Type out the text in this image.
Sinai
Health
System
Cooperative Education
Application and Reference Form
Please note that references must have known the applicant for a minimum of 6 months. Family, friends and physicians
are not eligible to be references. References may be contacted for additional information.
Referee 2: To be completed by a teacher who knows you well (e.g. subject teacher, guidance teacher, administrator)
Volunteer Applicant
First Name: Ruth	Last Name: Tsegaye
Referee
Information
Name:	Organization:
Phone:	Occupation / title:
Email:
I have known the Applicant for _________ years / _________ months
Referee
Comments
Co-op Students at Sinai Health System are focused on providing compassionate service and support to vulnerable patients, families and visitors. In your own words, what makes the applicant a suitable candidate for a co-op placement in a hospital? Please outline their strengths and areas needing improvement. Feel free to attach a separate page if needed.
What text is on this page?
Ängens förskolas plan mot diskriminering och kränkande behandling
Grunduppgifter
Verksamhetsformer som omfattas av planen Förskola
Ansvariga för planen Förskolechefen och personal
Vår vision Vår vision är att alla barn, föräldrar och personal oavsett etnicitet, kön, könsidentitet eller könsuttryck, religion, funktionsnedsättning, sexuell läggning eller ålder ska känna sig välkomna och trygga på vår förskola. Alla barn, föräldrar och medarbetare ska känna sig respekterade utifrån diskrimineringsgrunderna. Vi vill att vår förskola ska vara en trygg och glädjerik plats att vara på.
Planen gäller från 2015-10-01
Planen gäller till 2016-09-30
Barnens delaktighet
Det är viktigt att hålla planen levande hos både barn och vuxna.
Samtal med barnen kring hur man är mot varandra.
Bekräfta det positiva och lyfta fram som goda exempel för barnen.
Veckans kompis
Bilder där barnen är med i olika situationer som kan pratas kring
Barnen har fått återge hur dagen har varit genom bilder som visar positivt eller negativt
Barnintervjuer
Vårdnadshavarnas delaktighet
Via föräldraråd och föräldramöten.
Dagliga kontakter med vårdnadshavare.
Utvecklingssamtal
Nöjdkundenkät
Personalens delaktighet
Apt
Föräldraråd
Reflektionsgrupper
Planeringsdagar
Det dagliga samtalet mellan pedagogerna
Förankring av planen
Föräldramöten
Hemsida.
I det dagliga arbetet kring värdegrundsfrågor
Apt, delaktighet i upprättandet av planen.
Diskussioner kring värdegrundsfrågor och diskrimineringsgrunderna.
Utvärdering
* * *
● Work instructions:
Show each line in the data where the string "eller" appears.

● Task output:
Vår vision Vår vision är att alla barn, föräldrar och personal oavsett etnicitet, kön, könsidentitet eller könsuttryck, religion, funktionsnedsättning, sexuell läggning eller ålder ska känna sig välkomna och trygga på vår förskola. Alla barn, föräldrar och medarbetare ska känna sig respekterade utifrån diskrimineringsgrunderna. Vi vill att vår förskola ska vara en trygg och glädjerik plats att vara på.
Barnen har fått återge hur dagen har varit genom bilder som visar positivt eller negativt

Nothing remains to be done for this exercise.